> _WHAT IS NEEDED_
What follows is a set of records, each of which is to be written out exactly.

##### DATA ROWS #####

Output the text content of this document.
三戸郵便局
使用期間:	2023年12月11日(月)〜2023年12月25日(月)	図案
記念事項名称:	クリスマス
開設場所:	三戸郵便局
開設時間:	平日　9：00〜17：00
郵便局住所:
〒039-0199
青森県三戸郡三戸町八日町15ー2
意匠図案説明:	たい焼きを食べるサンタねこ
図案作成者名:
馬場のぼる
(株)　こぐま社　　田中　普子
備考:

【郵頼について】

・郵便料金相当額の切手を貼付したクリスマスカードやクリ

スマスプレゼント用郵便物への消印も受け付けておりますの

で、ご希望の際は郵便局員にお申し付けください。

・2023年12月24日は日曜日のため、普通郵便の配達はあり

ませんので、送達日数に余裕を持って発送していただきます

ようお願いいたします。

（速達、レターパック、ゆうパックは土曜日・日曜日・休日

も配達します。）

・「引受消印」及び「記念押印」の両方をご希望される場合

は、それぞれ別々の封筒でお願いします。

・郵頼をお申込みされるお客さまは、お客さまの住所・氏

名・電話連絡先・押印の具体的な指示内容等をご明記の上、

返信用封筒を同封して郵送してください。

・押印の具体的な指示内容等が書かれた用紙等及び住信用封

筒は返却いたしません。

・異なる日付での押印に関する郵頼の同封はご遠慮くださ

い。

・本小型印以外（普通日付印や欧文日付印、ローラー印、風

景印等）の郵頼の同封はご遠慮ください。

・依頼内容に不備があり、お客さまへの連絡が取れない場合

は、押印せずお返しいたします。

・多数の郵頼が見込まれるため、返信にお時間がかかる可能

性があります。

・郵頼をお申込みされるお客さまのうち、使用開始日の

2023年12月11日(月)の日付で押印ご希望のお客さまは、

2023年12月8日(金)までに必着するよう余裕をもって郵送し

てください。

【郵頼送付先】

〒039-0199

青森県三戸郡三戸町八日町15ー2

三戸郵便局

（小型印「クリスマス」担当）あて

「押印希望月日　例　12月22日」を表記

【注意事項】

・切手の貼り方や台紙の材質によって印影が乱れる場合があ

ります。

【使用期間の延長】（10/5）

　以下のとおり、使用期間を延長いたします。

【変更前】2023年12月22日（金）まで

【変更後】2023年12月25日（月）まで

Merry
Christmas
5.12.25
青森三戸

#####

> _FULL SOLUTION_
Output the text content of this document.
三戸郵便局
使用期間:	2023年12月11日(月)〜2023年12月25日(月)	図案
記念事項名称:	クリスマス
開設場所:	三戸郵便局
開設時間:	平日　9：00〜17：00
郵便局住所:
〒039-0199
青森県三戸郡三戸町八日町15ー2
意匠図案説明:	たい焼きを食べるサンタねこ
図案作成者名:
馬場のぼる
(株)　こぐま社　　田中　普子
備考:

【郵頼について】

・郵便料金相当額の切手を貼付したクリスマスカードやクリ

スマスプレゼント用郵便物への消印も受け付けておりますの

で、ご希望の際は郵便局員にお申し付けください。

・2023年12月24日は日曜日のため、普通郵便の配達はあり

ませんので、送達日数に余裕を持って発送していただきます

ようお願いいたします。

（速達、レターパック、ゆうパックは土曜日・日曜日・休日

も配達します。）

・「引受消印」及び「記念押印」の両方をご希望される場合

は、それぞれ別々の封筒でお願いします。

・郵頼をお申込みされるお客さまは、お客さまの住所・氏

名・電話連絡先・押印の具体的な指示内容等をご明記の上、

返信用封筒を同封して郵送してください。

・押印の具体的な指示内容等が書かれた用紙等及び住信用封

筒は返却いたしません。

・異なる日付での押印に関する郵頼の同封はご遠慮くださ

い。

・本小型印以外（普通日付印や欧文日付印、ローラー印、風

景印等）の郵頼の同封はご遠慮ください。

・依頼内容に不備があり、お客さまへの連絡が取れない場合

は、押印せずお返しいたします。

・多数の郵頼が見込まれるため、返信にお時間がかかる可能

性があります。

・郵頼をお申込みされるお客さまのうち、使用開始日の

2023年12月11日(月)の日付で押印ご希望のお客さまは、

2023年12月8日(金)までに必着するよう余裕をもって郵送し

てください。

【郵頼送付先】

〒039-0199

青森県三戸郡三戸町八日町15ー2

三戸郵便局

（小型印「クリスマス」担当）あて

「押印希望月日　例　12月22日」を表記

【注意事項】

・切手の貼り方や台紙の材質によって印影が乱れる場合があ

ります。

【使用期間の延長】（10/5）

　以下のとおり、使用期間を延長いたします。

【変更前】2023年12月22日（金）まで

【変更後】2023年12月25日（月）まで

Merry
Christmas
5.12.25
青森三戸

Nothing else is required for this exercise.